Exercices.
1. Dans l'extrait sur l'affaire Mbappé à Stockholm, quels facteurs la personne citée avance-t-elle pour expliquer que Stockholm soit devenu un repère pour ces soirées ?
2. Pouvez-vous reprendre l'extrait sur l'affaire Mbappé à Stockholm là où il s'arrête ?

Extrait choisi.

Cette pratique se répand donc dans la capitale ces dernières années. «Personne n’arrive à joindre les personnes qui organisent ces soirées. Elles ne veulent pas parler de leurs clients et des soirées. Tout est hyper secret. De ce que j’ai compris, c’est assez récemment que Stockholm est devenu un lieu connu pour ça. C’est une "industrie" qui se développe en Suède. Je pense que la réputation de la femme suédoise, assez libre de faire ce qu’elle veut, qui n’est pas de culture catholique et tout le reste, font qu’elles ne sont pas jugées pour avoir couché avec quelqu’un. Tout ça mis ensemble, avec le fait aussi que les Suédoises sont jolies, fait que Stockholm est devenu un repère pour ça. C’est aussi une petite ville par rapport à Paris. Le centre-ville est très abordable à pied. Il me semble assez clair que Kylian Mbappé n’avait aucun autre but que de faire la fête. On ne l’a pas forcément aperçu dans des musées ou en train de visiter. Ils y vont pour faire la fête. (…) Il a été aperçu et avec tout ce qui s’est passé, c’est vrai que ça a été tout de suite une affaire assez extraordinaire.»
Une enquête qui fait du surplace
Mais où en est-on un mois après ? «On a très peu de nouvelles, pour ne pas dire aucune. C’est dans les mains de la Procureure, qui est connue pour être très stricte. Elle ne lâche rien et donne très peu de détails. Elle n’a même pas commenté publiquement concernant le fait que ce soit Mbappé ou non qui est visé. Mais quatre médias suédois avaient les infos sur ce point. Hormis ça, on sait très peu de choses. (…) Les vêtements de la jeune femme sont analysés au niveau de l’ADN et ça prend du temps. Ce n’est pas parce que c’est Mbappé, qui est peut-être visé, qu’ils vont faire passer le dossier devant dans la file d’attente. On ne sait pas si Mbappé a été entendu par la police. Ils n’ont pas intérêt à ce que ça filtre dans la presse. J’ai aussi noté que son avocate qui parlait beaucoup au début, ne dit plus rien du tout. Normalement, le secret d’instruction n’est pas maintenu si c’est quelque chose d’un peu plus banal. Mais là, quand il s’agit d’un viol présumé, c’est rare d’avoir des infos. C’est pris très au sérieux.»

Données sources
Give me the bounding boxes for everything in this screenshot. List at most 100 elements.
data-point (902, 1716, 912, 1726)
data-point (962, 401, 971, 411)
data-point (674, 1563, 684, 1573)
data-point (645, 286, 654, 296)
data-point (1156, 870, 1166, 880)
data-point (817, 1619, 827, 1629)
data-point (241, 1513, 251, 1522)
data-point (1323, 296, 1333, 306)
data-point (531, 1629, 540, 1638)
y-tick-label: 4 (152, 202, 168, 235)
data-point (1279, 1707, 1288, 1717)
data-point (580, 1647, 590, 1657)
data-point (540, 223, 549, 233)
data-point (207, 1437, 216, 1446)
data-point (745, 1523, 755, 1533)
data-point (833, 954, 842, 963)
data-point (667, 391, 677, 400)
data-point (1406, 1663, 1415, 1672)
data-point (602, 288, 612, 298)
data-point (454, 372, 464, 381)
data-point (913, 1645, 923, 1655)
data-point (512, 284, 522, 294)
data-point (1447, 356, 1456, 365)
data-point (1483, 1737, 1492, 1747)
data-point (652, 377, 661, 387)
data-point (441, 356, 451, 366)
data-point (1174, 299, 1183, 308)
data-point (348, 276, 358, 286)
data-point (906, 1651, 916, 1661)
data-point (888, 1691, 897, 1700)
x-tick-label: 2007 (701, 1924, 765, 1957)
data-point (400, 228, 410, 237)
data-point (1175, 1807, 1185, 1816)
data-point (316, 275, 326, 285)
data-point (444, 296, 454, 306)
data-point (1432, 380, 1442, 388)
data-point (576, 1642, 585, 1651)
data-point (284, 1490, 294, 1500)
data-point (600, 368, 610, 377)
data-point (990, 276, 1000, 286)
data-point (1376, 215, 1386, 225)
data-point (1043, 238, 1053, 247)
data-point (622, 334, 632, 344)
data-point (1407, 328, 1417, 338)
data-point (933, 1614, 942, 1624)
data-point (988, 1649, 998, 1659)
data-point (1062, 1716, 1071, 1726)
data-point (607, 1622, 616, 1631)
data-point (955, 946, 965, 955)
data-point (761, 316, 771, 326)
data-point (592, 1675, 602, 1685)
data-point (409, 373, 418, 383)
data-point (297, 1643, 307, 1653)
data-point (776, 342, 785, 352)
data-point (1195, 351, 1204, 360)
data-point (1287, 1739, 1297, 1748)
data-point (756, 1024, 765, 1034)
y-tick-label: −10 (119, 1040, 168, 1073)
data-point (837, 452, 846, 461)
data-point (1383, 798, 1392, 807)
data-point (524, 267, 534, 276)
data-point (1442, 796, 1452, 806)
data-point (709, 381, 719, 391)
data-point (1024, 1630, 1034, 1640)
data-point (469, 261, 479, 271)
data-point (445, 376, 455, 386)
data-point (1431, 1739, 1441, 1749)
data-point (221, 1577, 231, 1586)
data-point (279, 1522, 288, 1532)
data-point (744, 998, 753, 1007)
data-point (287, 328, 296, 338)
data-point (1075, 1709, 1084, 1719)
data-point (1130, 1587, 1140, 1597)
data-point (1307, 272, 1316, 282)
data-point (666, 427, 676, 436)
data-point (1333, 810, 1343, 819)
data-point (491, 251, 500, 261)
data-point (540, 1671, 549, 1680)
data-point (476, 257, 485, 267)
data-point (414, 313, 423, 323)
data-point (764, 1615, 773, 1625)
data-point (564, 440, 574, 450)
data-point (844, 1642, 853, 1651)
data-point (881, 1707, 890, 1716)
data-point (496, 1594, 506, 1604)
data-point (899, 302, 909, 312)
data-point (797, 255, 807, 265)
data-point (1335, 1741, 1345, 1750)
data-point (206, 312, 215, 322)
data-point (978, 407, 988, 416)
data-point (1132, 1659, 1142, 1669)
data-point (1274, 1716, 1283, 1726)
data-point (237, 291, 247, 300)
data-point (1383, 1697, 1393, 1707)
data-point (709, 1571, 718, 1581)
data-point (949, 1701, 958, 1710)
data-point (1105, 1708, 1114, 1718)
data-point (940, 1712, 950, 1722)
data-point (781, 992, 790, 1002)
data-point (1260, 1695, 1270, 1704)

Réponses par exercice.
1.
- La réputation de la femme suédoise, assez libre de faire ce qu'elle veut
- Le fait qu'elle ne soit pas de culture catholique
- Le fait que les Suédoises ne soient pas jugées pour avoir couché avec quelqu'un
- Le fait que les Suédoises soient jolies
- Stockholm est une petite ville par rapport à Paris
- Le centre-ville est très abordable à pied

2.
Elle poursuit : «au début, on avait plein de nouvelles. Tous les jours, il y avait quelque chose. Mais là, il n’y a presque plus rien. (…) Juridiquement parlant, en ce qui concerne la suite de l’affaire, ce sera soit classé sans suite, ce qui est assez probable car c’est souvent le cas dans ce type d’histoires où il n’y a pas de témoins. C’est parole contre parole. Ou alors, il peut être entendu par la police et provisoirement mis en garde en vue. Il peut être entendu en Espagne, la police suédoise peut donner son mandat pour qu’il soit interrogé. Mais ils ne sont pas dans l’obligation de dire quoi que ce soit. Ça a pu même déjà se passer et nous ne sommes pas au courant. Après l’affaire n’a pas encore été classée sans suite car on imagine que Mbappé en aurait parlé. Il n’y a aucune communication de sa part, ni de son avocate.»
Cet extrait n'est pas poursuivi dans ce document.